### SET PROBLEM
Copy all lines below containing "Маршрутизация".

Entries taken from a collection

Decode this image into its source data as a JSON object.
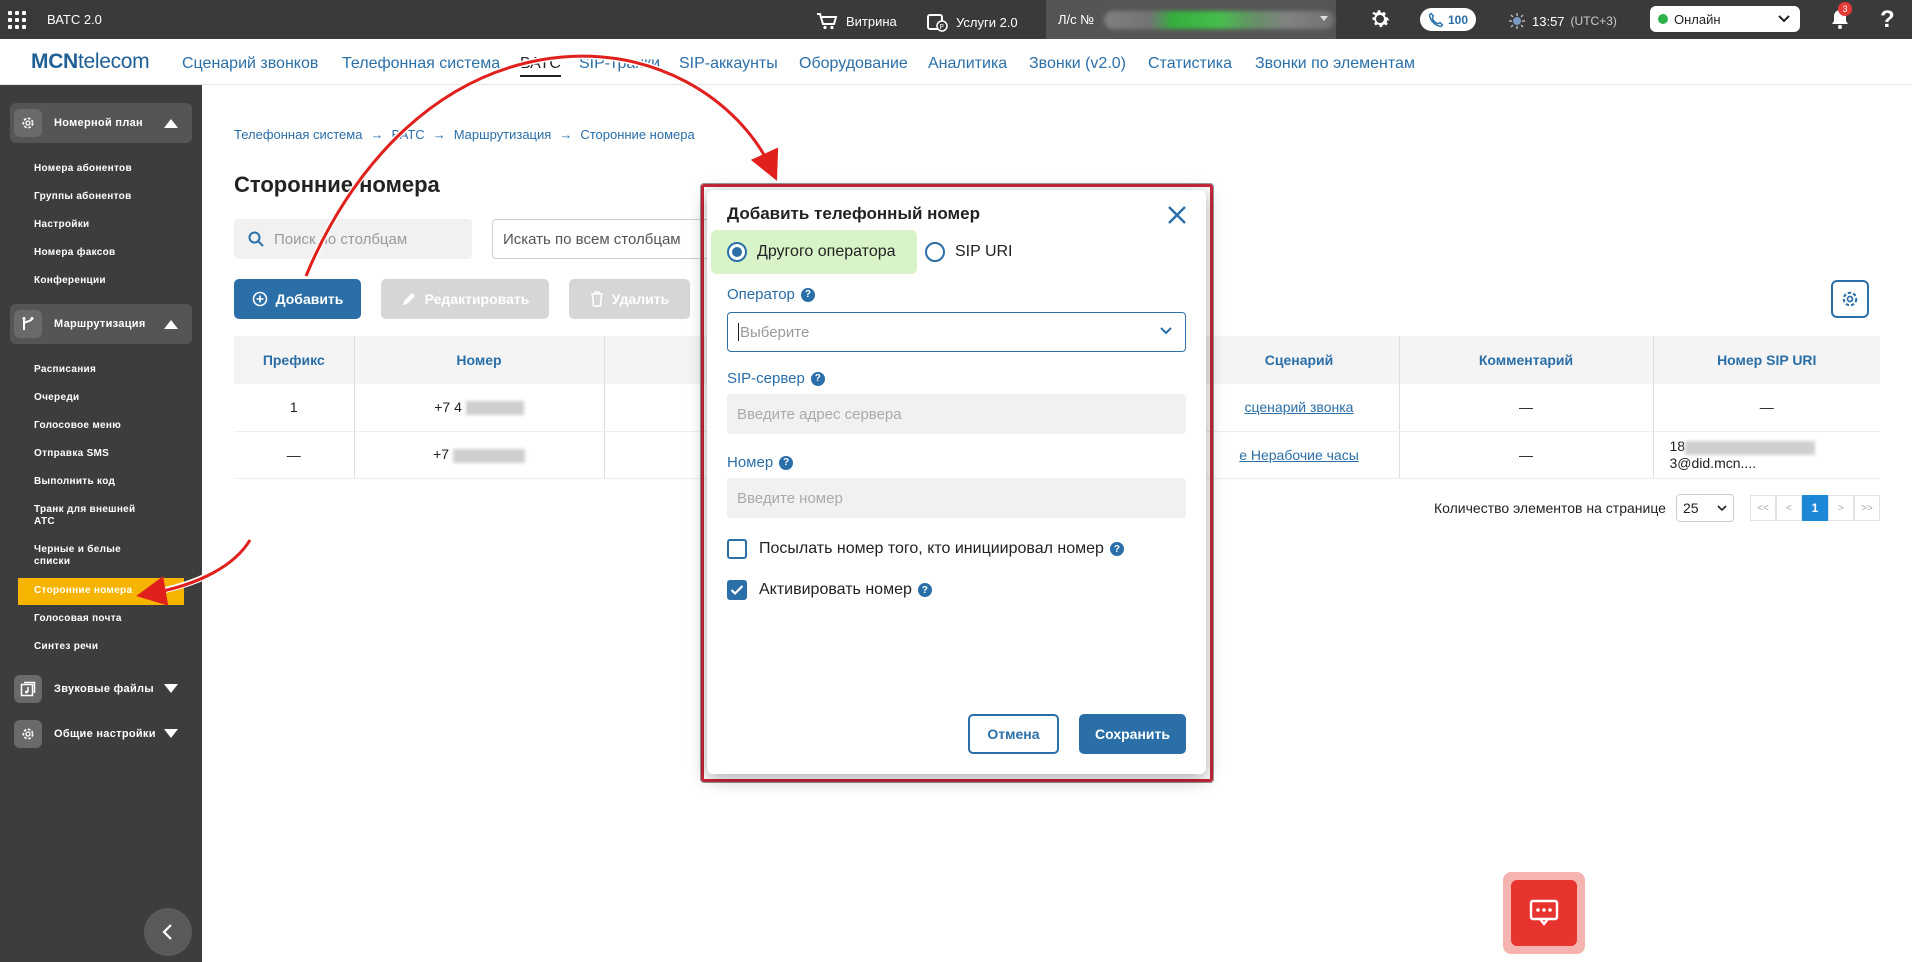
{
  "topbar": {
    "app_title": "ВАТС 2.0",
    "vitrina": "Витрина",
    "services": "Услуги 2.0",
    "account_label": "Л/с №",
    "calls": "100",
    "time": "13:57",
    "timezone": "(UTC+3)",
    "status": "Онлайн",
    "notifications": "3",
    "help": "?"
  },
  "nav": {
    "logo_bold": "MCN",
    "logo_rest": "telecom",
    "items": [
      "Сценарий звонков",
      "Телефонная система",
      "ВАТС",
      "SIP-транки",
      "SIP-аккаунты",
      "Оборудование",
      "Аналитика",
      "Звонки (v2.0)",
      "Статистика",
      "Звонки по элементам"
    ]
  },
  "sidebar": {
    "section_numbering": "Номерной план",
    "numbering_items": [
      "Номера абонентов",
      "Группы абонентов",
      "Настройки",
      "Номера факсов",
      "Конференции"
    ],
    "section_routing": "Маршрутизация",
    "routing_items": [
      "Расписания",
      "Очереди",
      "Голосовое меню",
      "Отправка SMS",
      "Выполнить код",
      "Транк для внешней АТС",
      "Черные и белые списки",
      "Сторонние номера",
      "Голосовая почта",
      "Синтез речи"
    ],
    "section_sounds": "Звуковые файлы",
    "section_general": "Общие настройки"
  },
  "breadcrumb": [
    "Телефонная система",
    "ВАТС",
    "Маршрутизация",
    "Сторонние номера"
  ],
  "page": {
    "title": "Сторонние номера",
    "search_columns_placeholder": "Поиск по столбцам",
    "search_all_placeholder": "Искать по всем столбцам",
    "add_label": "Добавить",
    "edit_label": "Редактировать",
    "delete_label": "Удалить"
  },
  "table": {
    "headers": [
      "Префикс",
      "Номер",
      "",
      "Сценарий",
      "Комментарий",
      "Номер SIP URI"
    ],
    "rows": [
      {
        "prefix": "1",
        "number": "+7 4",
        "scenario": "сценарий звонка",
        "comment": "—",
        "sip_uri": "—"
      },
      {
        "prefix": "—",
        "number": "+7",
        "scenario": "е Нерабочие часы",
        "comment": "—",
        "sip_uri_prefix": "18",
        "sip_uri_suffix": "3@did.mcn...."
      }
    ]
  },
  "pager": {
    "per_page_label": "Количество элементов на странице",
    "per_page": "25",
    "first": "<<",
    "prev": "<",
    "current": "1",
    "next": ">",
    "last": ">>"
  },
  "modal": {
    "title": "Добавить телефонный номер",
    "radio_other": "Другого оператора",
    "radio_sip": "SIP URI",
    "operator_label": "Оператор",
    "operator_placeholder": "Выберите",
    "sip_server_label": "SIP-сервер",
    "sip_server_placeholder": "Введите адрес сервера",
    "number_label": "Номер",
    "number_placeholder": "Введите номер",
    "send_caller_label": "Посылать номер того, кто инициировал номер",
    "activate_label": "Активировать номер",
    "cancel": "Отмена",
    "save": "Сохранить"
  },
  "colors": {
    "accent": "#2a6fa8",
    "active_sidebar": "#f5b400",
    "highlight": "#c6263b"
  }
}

* * *

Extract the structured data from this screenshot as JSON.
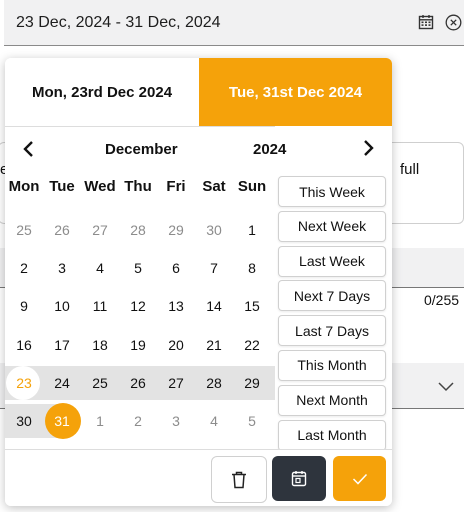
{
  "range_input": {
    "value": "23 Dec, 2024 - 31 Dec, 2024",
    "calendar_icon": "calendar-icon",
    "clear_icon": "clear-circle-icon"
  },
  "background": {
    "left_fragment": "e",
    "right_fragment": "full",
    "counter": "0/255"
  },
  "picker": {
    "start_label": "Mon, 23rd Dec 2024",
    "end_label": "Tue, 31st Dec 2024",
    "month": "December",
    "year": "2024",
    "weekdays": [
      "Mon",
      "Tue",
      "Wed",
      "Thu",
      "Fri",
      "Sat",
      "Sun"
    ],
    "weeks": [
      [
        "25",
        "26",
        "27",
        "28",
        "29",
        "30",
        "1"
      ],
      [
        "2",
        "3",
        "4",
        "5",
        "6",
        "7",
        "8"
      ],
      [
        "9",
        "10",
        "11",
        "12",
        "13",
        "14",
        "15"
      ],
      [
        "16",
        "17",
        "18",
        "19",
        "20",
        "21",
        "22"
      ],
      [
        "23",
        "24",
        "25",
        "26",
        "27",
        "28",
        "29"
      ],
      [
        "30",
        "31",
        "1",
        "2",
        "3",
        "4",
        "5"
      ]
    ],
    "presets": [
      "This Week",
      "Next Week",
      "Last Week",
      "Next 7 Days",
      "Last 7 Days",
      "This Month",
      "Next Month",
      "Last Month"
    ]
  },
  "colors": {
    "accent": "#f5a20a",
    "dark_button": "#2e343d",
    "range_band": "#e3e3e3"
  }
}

### EXERCISE RESULT
    "section_routing": "Маршрутизация",
    "Маршрутизация",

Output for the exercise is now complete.